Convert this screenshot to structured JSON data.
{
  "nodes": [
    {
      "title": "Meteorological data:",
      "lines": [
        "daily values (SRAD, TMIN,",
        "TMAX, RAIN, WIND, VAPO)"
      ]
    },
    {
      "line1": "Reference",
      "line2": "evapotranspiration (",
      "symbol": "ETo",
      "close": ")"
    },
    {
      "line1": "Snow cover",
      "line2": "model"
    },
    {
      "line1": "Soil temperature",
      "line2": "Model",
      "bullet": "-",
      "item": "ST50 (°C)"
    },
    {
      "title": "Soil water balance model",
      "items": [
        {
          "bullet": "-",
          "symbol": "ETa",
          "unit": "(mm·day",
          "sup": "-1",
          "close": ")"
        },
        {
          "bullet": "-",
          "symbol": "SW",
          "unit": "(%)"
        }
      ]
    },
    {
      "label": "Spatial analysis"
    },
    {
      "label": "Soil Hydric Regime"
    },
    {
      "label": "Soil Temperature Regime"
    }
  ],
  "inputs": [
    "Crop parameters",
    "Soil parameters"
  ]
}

--

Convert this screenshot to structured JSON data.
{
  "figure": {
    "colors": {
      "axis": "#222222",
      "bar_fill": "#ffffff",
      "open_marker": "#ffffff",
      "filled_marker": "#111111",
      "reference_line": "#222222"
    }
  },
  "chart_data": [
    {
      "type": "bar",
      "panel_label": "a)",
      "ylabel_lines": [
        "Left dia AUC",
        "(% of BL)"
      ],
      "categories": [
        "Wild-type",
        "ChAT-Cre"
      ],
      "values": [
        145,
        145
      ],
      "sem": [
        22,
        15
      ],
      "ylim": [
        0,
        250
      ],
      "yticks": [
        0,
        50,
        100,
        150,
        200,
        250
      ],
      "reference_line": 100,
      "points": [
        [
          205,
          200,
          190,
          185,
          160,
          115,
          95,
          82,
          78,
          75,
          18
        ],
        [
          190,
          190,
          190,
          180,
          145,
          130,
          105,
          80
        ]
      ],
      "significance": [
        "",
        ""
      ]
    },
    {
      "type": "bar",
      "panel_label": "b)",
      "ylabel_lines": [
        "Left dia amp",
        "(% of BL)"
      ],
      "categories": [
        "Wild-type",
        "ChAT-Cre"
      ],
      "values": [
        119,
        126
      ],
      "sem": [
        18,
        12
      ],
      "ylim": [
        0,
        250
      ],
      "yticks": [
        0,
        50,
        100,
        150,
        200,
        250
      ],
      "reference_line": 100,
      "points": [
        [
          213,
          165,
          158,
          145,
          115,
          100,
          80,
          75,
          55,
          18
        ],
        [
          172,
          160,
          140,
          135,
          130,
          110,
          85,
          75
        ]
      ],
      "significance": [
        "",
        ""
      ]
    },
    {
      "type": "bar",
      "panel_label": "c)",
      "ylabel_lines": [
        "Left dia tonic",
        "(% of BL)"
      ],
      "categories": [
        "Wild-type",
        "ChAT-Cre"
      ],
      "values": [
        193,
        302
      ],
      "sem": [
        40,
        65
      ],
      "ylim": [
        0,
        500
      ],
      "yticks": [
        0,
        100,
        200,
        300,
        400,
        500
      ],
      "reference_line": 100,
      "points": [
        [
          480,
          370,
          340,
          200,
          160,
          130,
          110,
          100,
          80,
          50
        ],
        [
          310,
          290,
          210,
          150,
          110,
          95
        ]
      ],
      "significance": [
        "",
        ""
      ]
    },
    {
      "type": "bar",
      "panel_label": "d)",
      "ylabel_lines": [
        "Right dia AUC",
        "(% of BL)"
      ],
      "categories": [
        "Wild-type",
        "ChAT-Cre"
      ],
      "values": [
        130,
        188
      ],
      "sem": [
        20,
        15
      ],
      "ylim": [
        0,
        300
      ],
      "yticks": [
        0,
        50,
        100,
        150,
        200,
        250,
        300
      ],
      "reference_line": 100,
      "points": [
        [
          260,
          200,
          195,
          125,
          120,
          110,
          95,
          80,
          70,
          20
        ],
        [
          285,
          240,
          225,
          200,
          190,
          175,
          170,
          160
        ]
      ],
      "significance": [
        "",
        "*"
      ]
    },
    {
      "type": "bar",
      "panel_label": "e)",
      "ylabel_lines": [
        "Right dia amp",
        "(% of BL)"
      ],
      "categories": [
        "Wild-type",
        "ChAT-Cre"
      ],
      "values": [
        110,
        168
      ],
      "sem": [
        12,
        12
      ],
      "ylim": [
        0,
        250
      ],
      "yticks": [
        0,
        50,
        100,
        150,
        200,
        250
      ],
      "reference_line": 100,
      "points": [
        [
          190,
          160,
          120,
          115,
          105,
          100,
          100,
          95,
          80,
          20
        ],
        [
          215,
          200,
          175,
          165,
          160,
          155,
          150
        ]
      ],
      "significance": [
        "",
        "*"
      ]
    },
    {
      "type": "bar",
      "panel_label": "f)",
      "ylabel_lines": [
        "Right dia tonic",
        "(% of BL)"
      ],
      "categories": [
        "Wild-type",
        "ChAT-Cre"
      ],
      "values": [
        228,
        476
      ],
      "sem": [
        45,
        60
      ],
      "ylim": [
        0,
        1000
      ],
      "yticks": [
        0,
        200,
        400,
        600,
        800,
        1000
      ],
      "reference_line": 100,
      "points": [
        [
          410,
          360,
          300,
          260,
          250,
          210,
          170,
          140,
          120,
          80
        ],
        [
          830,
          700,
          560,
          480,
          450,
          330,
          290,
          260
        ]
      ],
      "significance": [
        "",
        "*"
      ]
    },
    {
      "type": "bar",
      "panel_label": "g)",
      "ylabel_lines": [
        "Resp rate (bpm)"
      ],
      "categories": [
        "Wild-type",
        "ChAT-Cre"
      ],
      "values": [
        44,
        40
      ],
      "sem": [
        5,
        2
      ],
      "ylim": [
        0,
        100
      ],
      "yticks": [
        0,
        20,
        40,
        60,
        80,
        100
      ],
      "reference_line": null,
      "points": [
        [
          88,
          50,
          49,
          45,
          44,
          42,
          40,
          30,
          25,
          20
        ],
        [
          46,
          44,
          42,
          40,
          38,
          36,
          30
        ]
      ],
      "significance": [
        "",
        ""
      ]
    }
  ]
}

--

→ **TO BE DONE**
List all lines above in which the string "Soil" appears.

→ **TASK RESULT**
      "line1": "Soil temperature",
      "title": "Soil water balance model",
      "label": "Soil Hydric Regime"
      "label": "Soil Temperature Regime"
    "Soil parameters"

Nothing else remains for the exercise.